-- BEGIN RECORD EXTRACTS --

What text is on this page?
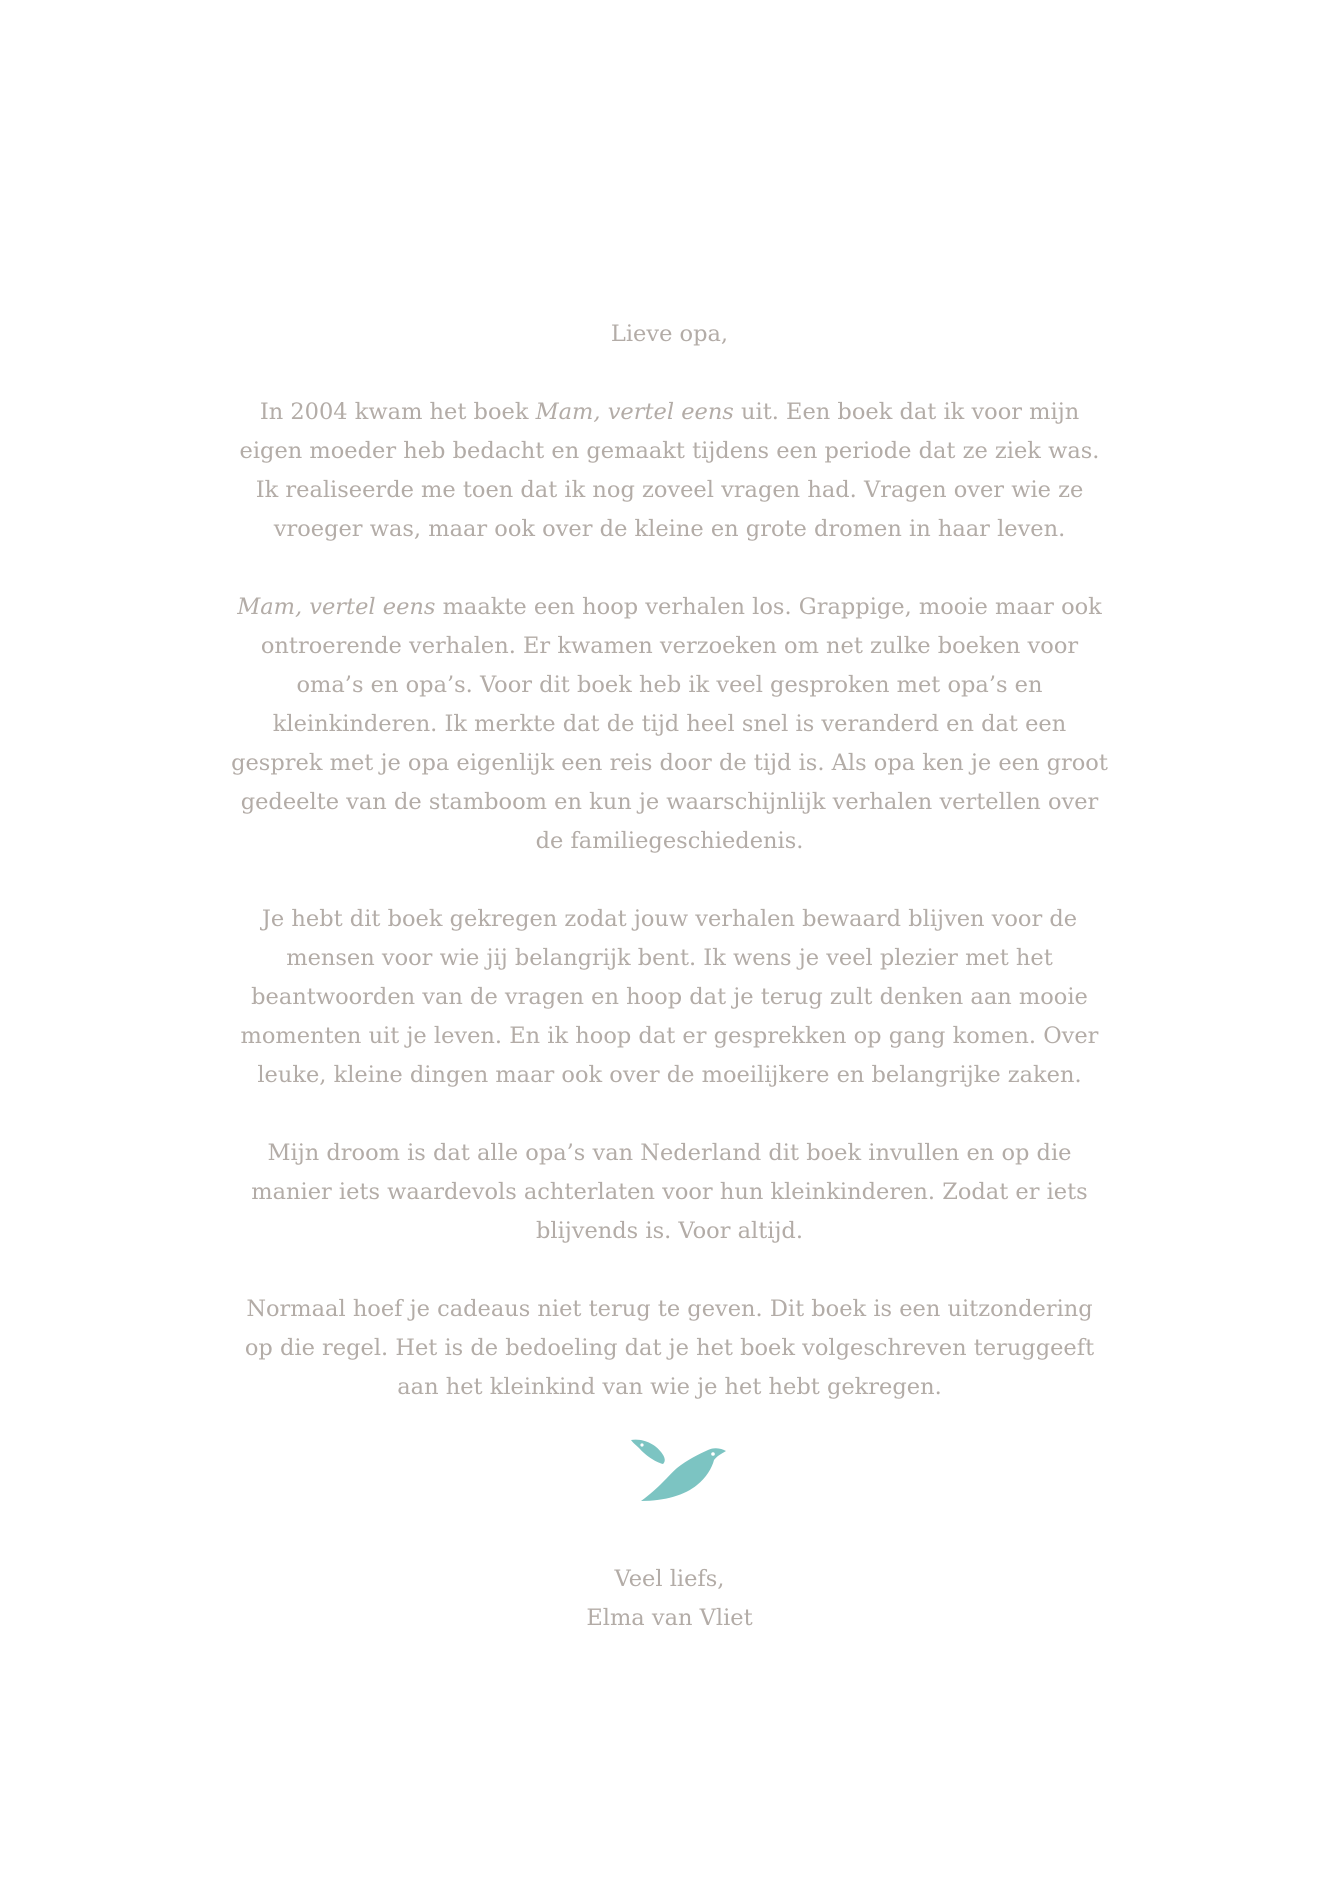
Lieve opa,

In 2004 kwam het boek Mam, vertel eens uit. Een boek dat ik voor mijn eigen moeder heb bedacht en gemaakt tijdens een periode dat ze ziek was. Ik realiseerde me toen dat ik nog zoveel vragen had. Vragen over wie ze vroeger was, maar ook over de kleine en grote dromen in haar leven.

Mam, vertel eens maakte een hoop verhalen los. Grappige, mooie maar ook ontroerende verhalen. Er kwamen verzoeken om net zulke boeken voor oma’s en opa’s. Voor dit boek heb ik veel gesproken met opa’s en kleinkinderen. Ik merkte dat de tijd heel snel is veranderd en dat een gesprek met je opa eigenlijk een reis door de tijd is. Als opa ken je een groot gedeelte van de stamboom en kun je waarschijnlijk verhalen vertellen over de familiegeschiedenis.

Je hebt dit boek gekregen zodat jouw verhalen bewaard blijven voor de mensen voor wie jij belangrijk bent. Ik wens je veel plezier met het beantwoorden van de vragen en hoop dat je terug zult denken aan mooie momenten uit je leven. En ik hoop dat er gesprekken op gang komen. Over leuke, kleine dingen maar ook over de moeilijkere en belangrijke zaken.

Mijn droom is dat alle opa’s van Nederland dit boek invullen en op die manier iets waardevols achterlaten voor hun kleinkinderen. Zodat er iets blijvends is. Voor altijd.

Normaal hoef je cadeaus niet terug te geven. Dit boek is een uitzondering op die regel. Het is de bedoeling dat je het boek volgeschreven teruggeeft aan het kleinkind van wie je het hebt gekregen.

Veel liefs,
Elma van Vliet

-- END RECORD EXTRACTS --

▸ PROBLEM TO WORK ON: Copy the records exactly. Skip the pictures.

▸ COMPLETE OUTPUT:
What text is on this page?
Lieve opa,

In 2004 kwam het boek Mam, vertel eens uit. Een boek dat ik voor mijn eigen moeder heb bedacht en gemaakt tijdens een periode dat ze ziek was. Ik realiseerde me toen dat ik nog zoveel vragen had. Vragen over wie ze vroeger was, maar ook over de kleine en grote dromen in haar leven.

Mam, vertel eens maakte een hoop verhalen los. Grappige, mooie maar ook ontroerende verhalen. Er kwamen verzoeken om net zulke boeken voor oma’s en opa’s. Voor dit boek heb ik veel gesproken met opa’s en kleinkinderen. Ik merkte dat de tijd heel snel is veranderd en dat een gesprek met je opa eigenlijk een reis door de tijd is. Als opa ken je een groot gedeelte van de stamboom en kun je waarschijnlijk verhalen vertellen over de familiegeschiedenis.

Je hebt dit boek gekregen zodat jouw verhalen bewaard blijven voor de mensen voor wie jij belangrijk bent. Ik wens je veel plezier met het beantwoorden van de vragen en hoop dat je terug zult denken aan mooie momenten uit je leven. En ik hoop dat er gesprekken op gang komen. Over leuke, kleine dingen maar ook over de moeilijkere en belangrijke zaken.

Mijn droom is dat alle opa’s van Nederland dit boek invullen en op die manier iets waardevols achterlaten voor hun kleinkinderen. Zodat er iets blijvends is. Voor altijd.

Normaal hoef je cadeaus niet terug te geven. Dit boek is een uitzondering op die regel. Het is de bedoeling dat je het boek volgeschreven teruggeeft aan het kleinkind van wie je het hebt gekregen.

Veel liefs,
Elma van Vliet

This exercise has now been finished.